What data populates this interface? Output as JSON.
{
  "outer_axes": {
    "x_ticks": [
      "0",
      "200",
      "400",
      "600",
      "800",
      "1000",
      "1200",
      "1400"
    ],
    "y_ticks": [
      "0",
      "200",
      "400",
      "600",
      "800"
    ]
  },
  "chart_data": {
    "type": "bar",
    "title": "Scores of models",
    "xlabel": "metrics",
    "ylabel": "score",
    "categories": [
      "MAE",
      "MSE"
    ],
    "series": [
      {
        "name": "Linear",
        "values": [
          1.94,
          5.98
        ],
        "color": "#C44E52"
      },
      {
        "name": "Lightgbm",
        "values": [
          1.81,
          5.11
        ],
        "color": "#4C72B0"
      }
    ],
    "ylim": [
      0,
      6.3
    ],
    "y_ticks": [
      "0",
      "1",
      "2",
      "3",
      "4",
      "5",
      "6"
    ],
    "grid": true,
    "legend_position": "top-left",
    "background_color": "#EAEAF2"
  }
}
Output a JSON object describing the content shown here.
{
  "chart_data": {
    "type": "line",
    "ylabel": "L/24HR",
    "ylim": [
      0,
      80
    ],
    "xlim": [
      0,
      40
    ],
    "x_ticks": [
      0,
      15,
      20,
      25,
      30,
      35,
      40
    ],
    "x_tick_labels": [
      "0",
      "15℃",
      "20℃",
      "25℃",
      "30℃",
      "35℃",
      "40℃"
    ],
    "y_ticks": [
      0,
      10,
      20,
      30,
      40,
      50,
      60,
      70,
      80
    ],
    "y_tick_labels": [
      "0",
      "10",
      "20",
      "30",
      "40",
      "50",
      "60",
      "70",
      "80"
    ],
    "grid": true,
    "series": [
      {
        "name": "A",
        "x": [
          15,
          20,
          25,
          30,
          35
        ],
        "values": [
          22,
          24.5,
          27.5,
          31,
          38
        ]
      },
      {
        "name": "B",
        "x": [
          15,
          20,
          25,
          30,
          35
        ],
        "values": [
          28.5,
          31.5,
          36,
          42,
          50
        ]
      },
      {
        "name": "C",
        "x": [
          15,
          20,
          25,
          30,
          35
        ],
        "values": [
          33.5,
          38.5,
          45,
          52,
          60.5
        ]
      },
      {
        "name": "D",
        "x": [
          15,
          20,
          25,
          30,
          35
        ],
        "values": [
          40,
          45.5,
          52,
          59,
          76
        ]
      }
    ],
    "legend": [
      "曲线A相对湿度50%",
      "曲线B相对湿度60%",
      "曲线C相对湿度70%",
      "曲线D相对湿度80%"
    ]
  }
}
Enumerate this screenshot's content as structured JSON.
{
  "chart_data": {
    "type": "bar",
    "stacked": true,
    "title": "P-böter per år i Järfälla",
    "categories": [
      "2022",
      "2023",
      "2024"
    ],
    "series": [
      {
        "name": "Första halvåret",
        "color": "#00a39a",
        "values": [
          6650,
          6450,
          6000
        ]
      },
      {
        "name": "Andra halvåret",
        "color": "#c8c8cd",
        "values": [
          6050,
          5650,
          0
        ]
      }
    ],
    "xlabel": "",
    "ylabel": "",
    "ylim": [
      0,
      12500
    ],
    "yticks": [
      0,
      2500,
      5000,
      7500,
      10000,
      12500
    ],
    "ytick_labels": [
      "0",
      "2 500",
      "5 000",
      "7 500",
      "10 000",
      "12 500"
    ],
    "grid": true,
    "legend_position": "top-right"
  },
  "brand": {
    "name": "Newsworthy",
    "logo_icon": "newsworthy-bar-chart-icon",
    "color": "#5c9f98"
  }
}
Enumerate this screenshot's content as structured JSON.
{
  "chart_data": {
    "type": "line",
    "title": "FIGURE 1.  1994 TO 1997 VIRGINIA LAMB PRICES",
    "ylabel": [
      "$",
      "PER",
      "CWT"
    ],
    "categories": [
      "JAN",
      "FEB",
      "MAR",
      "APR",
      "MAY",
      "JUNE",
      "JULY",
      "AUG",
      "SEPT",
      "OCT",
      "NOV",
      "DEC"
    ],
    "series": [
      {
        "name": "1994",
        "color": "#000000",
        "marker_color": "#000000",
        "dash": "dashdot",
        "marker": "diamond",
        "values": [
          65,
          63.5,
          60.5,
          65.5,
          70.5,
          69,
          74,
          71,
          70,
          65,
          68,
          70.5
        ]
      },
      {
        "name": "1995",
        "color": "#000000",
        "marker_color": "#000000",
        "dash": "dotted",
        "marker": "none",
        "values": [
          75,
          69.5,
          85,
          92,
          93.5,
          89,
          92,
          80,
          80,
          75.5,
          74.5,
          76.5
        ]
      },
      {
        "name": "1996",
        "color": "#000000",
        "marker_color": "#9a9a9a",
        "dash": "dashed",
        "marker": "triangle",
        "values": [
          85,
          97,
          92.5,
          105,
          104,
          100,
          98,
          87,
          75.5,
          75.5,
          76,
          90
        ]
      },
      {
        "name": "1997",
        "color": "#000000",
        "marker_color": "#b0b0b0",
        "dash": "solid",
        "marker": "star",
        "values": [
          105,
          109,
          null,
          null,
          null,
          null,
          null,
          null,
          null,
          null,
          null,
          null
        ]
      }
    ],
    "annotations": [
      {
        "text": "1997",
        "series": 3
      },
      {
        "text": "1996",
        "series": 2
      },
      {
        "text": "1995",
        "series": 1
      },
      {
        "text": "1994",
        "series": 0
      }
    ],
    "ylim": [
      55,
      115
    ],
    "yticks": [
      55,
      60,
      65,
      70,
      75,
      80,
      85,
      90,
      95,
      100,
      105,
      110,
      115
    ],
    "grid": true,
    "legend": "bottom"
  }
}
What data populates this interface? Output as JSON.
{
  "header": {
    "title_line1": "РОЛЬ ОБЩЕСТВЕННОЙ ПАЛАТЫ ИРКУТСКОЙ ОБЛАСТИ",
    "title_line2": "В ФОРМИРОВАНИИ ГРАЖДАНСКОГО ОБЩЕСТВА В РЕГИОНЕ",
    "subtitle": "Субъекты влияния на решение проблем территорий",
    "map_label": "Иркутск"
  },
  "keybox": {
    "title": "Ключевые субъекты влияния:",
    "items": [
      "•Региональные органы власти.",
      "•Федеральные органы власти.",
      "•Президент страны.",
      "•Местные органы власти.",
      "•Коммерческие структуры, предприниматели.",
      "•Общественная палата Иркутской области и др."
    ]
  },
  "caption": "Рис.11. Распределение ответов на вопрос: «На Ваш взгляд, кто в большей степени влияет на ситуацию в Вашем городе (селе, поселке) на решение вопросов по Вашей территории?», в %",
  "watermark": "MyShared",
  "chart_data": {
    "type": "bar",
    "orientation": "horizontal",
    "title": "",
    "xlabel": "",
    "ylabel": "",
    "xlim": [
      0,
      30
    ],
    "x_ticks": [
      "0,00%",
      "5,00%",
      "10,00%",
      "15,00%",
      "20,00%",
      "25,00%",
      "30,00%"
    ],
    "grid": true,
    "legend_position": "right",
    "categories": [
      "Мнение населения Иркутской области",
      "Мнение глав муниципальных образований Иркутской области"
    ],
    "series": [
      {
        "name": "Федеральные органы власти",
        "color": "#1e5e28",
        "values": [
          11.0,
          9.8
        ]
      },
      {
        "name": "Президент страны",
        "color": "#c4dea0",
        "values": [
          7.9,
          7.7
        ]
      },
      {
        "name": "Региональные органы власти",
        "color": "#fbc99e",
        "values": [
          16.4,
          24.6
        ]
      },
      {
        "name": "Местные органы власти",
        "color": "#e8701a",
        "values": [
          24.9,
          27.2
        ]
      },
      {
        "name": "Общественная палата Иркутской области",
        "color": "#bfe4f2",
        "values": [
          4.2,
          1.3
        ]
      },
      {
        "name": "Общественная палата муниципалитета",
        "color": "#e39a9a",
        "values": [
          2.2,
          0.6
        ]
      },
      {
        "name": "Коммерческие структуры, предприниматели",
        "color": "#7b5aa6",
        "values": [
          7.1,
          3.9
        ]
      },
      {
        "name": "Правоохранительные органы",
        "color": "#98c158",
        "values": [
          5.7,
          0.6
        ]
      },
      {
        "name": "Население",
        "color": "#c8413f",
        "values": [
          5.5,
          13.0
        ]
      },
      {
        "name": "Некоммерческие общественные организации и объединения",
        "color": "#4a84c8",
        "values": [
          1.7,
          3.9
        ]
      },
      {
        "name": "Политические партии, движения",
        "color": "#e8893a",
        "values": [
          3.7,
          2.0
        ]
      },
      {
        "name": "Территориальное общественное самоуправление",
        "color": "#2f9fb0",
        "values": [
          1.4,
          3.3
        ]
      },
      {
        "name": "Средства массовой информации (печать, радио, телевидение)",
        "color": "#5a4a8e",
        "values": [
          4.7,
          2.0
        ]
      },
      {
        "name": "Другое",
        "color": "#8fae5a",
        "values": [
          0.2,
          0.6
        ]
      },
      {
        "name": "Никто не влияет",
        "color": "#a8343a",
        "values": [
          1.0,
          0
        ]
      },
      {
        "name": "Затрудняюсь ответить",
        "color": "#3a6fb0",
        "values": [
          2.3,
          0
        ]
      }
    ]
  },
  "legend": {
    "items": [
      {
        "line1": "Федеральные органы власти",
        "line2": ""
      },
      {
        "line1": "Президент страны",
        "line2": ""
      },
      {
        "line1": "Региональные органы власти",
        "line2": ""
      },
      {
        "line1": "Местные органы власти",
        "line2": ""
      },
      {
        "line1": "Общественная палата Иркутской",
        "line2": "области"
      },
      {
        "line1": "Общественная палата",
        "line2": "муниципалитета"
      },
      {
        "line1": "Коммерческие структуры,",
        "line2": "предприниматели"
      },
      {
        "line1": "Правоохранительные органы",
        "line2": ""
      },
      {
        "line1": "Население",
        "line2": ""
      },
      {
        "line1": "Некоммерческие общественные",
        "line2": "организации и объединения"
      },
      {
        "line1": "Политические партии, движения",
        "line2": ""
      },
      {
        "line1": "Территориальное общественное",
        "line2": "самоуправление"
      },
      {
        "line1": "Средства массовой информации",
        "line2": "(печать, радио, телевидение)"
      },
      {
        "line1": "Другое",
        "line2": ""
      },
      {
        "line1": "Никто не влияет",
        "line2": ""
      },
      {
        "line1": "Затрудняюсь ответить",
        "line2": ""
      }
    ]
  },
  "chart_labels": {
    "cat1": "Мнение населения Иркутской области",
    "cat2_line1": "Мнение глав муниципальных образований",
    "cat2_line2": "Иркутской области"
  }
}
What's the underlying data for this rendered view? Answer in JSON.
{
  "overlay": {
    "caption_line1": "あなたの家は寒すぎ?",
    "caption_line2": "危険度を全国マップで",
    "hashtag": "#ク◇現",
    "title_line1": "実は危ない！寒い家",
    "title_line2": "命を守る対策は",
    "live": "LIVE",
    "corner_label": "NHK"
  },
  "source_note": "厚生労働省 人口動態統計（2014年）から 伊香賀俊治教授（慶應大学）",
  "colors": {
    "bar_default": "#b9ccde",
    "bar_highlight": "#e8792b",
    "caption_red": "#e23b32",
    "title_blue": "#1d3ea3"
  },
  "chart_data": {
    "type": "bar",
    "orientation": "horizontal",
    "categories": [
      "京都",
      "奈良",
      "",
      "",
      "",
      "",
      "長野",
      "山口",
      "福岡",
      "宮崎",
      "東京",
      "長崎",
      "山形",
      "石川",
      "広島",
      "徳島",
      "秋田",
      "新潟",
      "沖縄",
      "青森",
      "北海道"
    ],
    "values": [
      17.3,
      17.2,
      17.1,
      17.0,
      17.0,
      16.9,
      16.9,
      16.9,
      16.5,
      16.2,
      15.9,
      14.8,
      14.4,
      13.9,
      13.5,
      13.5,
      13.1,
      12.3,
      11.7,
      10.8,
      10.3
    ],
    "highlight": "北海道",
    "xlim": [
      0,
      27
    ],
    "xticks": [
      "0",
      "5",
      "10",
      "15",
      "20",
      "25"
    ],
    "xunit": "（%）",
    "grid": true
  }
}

_ _ _ _ _

SET TASK:
Go through the listing above and list every line that has the word "Затрудняюсь".

WRITTEN RESPONSE:
        "name": "Затрудняюсь ответить",
        "line1": "Затрудняюсь ответить",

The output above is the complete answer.